INSTRUCTIONS TO FOLLOW => Examine the material below. Gather every line in which the string "color" appears.

THE RECORDS =>
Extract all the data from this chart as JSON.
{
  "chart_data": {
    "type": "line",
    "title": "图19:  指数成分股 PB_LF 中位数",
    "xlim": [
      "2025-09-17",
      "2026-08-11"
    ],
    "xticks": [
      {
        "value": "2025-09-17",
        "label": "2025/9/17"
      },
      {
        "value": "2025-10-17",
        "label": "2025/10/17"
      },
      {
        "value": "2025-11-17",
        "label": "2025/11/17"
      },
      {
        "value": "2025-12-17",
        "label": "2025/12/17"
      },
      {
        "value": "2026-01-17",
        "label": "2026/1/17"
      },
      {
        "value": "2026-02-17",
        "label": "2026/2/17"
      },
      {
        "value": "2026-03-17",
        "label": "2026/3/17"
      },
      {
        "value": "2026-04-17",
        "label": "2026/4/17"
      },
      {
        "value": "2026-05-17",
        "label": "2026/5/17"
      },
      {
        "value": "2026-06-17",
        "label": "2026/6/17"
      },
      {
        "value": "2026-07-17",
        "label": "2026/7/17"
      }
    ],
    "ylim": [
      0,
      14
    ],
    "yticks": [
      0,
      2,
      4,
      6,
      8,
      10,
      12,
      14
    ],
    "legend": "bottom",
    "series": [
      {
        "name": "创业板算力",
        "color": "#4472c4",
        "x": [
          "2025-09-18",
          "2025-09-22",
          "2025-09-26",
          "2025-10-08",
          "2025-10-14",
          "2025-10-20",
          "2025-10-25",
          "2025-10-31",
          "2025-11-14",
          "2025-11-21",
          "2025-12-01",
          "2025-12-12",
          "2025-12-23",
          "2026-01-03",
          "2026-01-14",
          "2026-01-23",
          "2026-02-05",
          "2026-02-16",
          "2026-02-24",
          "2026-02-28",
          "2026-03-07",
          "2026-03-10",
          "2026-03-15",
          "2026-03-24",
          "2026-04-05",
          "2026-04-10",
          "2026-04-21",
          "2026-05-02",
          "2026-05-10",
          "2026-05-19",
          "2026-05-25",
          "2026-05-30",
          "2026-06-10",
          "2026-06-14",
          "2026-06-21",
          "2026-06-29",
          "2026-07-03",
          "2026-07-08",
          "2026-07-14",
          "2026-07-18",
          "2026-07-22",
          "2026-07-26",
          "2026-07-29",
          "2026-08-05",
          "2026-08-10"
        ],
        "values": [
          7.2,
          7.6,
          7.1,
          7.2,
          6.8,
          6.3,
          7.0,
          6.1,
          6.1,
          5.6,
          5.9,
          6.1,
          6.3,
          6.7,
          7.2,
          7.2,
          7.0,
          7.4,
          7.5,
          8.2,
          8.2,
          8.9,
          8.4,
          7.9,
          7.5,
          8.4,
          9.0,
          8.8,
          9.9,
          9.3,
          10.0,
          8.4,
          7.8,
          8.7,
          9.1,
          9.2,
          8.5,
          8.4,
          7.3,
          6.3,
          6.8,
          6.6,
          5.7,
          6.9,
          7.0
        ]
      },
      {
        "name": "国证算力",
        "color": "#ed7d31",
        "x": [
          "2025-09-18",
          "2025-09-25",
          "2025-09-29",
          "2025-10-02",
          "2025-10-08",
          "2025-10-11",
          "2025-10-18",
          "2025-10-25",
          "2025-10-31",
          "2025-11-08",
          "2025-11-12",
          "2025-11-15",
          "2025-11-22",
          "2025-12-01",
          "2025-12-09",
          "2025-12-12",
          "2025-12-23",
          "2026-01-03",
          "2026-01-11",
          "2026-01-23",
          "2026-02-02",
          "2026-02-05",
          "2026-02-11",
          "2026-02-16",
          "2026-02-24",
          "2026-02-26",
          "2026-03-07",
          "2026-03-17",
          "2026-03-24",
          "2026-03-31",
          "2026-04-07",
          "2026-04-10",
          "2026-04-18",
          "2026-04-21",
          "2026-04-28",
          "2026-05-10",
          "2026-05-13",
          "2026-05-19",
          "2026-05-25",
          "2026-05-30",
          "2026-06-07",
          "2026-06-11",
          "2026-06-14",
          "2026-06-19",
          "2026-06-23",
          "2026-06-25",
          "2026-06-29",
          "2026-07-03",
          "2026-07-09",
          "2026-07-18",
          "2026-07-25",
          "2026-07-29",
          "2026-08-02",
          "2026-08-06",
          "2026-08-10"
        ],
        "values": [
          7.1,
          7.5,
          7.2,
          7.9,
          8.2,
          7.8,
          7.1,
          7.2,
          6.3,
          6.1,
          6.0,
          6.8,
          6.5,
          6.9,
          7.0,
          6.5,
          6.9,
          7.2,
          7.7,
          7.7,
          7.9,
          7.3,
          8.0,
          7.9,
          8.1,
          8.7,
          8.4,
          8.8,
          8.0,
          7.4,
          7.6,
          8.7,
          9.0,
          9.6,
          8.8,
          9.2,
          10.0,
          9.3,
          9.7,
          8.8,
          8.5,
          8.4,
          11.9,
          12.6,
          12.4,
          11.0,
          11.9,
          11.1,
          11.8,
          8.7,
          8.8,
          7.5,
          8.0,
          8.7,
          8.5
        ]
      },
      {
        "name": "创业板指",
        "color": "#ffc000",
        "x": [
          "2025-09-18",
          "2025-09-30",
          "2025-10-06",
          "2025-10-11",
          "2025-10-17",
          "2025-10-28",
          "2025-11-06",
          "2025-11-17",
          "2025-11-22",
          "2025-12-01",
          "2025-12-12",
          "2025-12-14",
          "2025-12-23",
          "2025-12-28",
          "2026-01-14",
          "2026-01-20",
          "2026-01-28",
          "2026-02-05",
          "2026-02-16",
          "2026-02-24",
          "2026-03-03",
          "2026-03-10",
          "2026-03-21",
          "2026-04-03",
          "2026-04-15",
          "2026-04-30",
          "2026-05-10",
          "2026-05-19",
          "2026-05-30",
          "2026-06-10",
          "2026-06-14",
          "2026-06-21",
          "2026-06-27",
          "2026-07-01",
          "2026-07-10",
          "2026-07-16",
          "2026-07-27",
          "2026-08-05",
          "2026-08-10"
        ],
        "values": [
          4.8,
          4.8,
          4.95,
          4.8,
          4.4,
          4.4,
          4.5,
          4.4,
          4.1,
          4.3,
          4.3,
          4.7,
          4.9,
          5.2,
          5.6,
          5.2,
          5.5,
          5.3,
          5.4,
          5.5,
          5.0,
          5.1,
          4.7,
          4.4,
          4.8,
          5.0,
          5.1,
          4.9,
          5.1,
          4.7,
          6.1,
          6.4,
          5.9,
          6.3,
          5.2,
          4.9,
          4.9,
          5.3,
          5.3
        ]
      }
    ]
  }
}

TASK ANSWER =>
        "color": "#4472c4",
        "color": "#ed7d31",
        "color": "#ffc000",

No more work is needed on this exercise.